Supplied records start
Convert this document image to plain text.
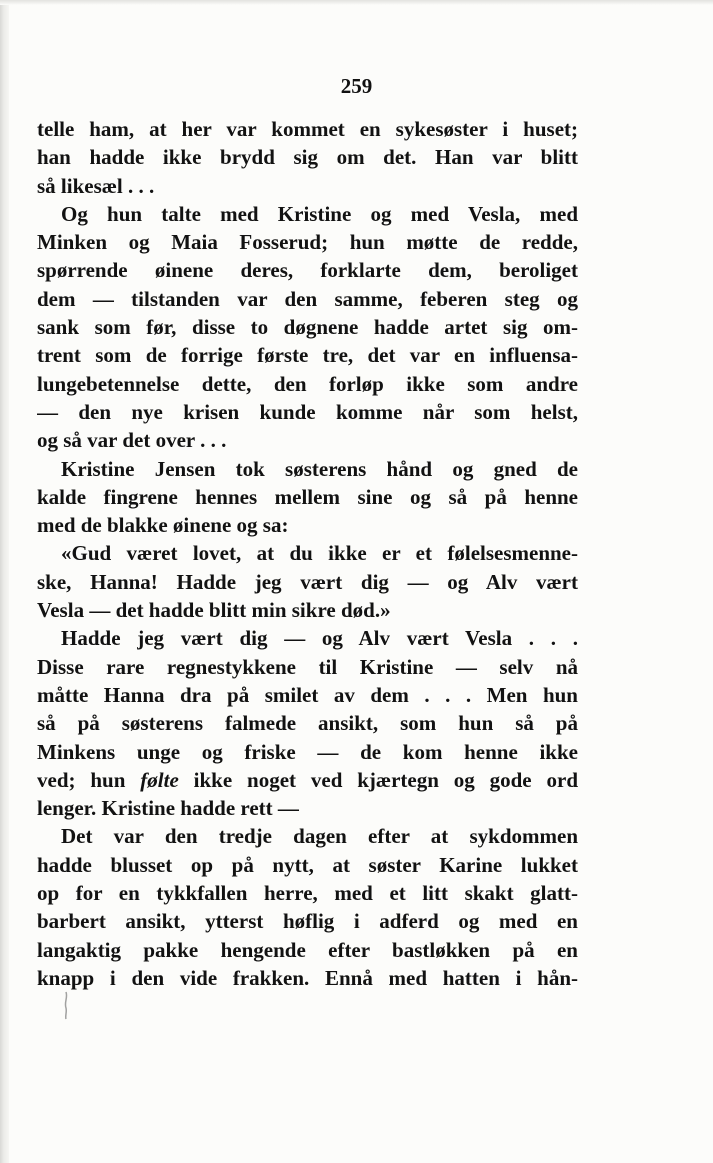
259
telle ham, at her var kommet en sykesøster i huset;
han hadde ikke brydd sig om det. Han var blitt
så likesæl . . .
Og hun talte med Kristine og med Vesla, med
Minken og Maia Fosserud; hun møtte de redde,
spørrende øinene deres, forklarte dem, beroliget
dem — tilstanden var den samme, feberen steg og
sank som før, disse to døgnene hadde artet sig om-
trent som de forrige første tre, det var en influensa-
lungebetennelse dette, den forløp ikke som andre
— den nye krisen kunde komme når som helst,
og så var det over . . .
Kristine Jensen tok søsterens hånd og gned de
kalde fingrene hennes mellem sine og så på henne
med de blakke øinene og sa:
«Gud været lovet, at du ikke er et følelsesmenne-
ske, Hanna! Hadde jeg vært dig — og Alv vært
Vesla — det hadde blitt min sikre død.»
Hadde jeg vært dig — og Alv vært Vesla . . .
Disse rare regnestykkene til Kristine — selv nå
måtte Hanna dra på smilet av dem . . . Men hun
så på søsterens falmede ansikt, som hun så på
Minkens unge og friske — de kom henne ikke
ved; hun følte ikke noget ved kjærtegn og gode ord
lenger. Kristine hadde rett —
Det var den tredje dagen efter at sykdommen
hadde blusset op på nytt, at søster Karine lukket
op for en tykkfallen herre, med et litt skakt glatt-
barbert ansikt, ytterst høflig i adferd og med en
langaktig pakke hengende efter bastløkken på en
knapp i den vide frakken. Ennå med hatten i hån-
Supplied records end
→ **Problem details**:
Copy each line above precisely, dropping the pictures.

→ **Complete response**:
Convert this document image to plain text.
259
telle ham, at her var kommet en sykesøster i huset;
han hadde ikke brydd sig om det. Han var blitt
så likesæl . . .
Og hun talte med Kristine og med Vesla, med
Minken og Maia Fosserud; hun møtte de redde,
spørrende øinene deres, forklarte dem, beroliget
dem — tilstanden var den samme, feberen steg og
sank som før, disse to døgnene hadde artet sig om-
trent som de forrige første tre, det var en influensa-
lungebetennelse dette, den forløp ikke som andre
— den nye krisen kunde komme når som helst,
og så var det over . . .
Kristine Jensen tok søsterens hånd og gned de
kalde fingrene hennes mellem sine og så på henne
med de blakke øinene og sa:
«Gud været lovet, at du ikke er et følelsesmenne-
ske, Hanna! Hadde jeg vært dig — og Alv vært
Vesla — det hadde blitt min sikre død.»
Hadde jeg vært dig — og Alv vært Vesla . . .
Disse rare regnestykkene til Kristine — selv nå
måtte Hanna dra på smilet av dem . . . Men hun
så på søsterens falmede ansikt, som hun så på
Minkens unge og friske — de kom henne ikke
ved; hun følte ikke noget ved kjærtegn og gode ord
lenger. Kristine hadde rett —
Det var den tredje dagen efter at sykdommen
hadde blusset op på nytt, at søster Karine lukket
op for en tykkfallen herre, med et litt skakt glatt-
barbert ansikt, ytterst høflig i adferd og med en
langaktig pakke hengende efter bastløkken på en
knapp i den vide frakken. Ennå med hatten i hån-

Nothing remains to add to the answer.